§ Supplied material
# # #

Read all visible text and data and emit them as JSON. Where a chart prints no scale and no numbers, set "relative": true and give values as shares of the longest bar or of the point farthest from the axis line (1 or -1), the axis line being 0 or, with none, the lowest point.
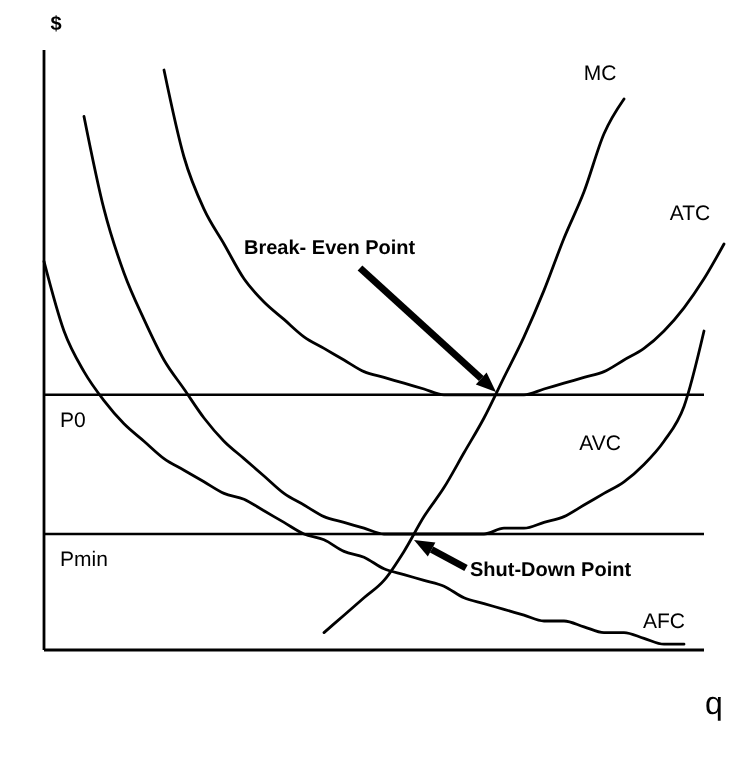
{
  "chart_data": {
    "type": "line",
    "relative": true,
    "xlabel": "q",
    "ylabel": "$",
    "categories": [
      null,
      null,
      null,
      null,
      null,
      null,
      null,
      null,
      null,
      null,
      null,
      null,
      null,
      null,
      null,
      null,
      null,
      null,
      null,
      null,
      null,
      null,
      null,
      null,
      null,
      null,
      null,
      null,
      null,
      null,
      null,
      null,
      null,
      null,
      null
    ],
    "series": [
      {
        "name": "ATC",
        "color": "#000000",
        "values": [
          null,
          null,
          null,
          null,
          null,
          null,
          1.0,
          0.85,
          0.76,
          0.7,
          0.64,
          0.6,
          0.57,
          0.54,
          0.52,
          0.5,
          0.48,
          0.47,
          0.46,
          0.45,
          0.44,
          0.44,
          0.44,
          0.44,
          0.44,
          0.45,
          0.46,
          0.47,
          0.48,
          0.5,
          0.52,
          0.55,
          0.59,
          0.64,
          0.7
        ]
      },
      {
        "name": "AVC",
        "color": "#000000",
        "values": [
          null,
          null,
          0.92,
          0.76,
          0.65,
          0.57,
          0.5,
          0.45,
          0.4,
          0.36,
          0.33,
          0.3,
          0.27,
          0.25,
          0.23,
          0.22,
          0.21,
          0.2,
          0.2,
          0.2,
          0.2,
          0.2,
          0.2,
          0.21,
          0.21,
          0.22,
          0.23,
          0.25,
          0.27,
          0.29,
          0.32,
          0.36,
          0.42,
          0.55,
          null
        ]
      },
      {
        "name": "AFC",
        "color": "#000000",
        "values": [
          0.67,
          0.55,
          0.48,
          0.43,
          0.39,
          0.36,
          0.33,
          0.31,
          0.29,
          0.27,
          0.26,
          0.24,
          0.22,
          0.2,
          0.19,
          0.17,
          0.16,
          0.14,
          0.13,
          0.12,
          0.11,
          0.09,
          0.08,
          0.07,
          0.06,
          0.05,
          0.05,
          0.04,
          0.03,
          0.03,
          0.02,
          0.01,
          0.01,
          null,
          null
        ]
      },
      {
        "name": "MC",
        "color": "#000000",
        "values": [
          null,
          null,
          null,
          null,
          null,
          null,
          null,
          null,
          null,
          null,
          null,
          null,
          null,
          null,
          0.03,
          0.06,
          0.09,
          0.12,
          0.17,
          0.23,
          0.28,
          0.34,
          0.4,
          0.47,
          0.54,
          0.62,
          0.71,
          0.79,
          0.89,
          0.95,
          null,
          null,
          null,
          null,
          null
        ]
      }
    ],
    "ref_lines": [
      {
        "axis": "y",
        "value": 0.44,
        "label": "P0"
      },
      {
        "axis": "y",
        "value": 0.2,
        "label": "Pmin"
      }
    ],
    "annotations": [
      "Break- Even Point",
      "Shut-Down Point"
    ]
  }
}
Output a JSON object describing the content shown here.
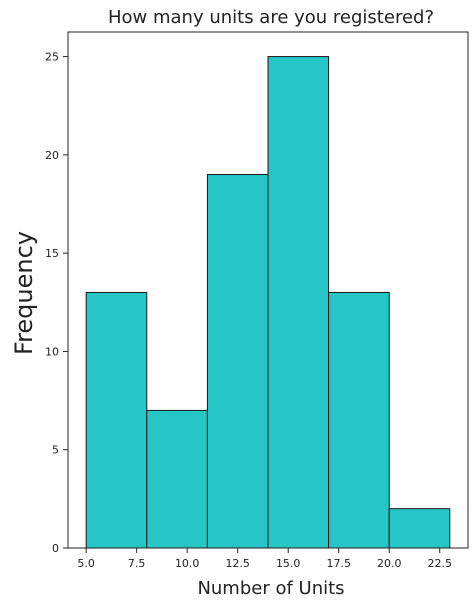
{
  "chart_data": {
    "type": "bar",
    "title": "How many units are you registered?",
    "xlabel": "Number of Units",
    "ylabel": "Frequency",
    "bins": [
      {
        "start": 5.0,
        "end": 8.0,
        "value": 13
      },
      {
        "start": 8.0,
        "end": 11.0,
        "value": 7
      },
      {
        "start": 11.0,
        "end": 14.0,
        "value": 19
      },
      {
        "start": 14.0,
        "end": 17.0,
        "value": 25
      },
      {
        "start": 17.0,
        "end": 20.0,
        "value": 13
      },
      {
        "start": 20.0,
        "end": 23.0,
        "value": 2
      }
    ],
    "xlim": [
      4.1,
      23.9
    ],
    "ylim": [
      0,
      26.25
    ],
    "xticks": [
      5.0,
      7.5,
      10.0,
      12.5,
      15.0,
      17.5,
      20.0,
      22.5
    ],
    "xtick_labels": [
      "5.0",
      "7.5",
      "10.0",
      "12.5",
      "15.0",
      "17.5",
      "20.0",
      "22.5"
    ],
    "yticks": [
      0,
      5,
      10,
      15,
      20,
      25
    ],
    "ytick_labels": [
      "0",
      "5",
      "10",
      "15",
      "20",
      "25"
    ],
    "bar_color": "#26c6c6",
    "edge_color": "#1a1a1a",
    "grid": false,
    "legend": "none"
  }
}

# # #

§ Exercise directions
Pick out the lines containing the word "start" and show them.

§ Exercise answer
        "start": 5.0,
        "start": 8.0,
        "start": 11.0,
        "start": 14.0,
        "start": 17.0,
        "start": 20.0,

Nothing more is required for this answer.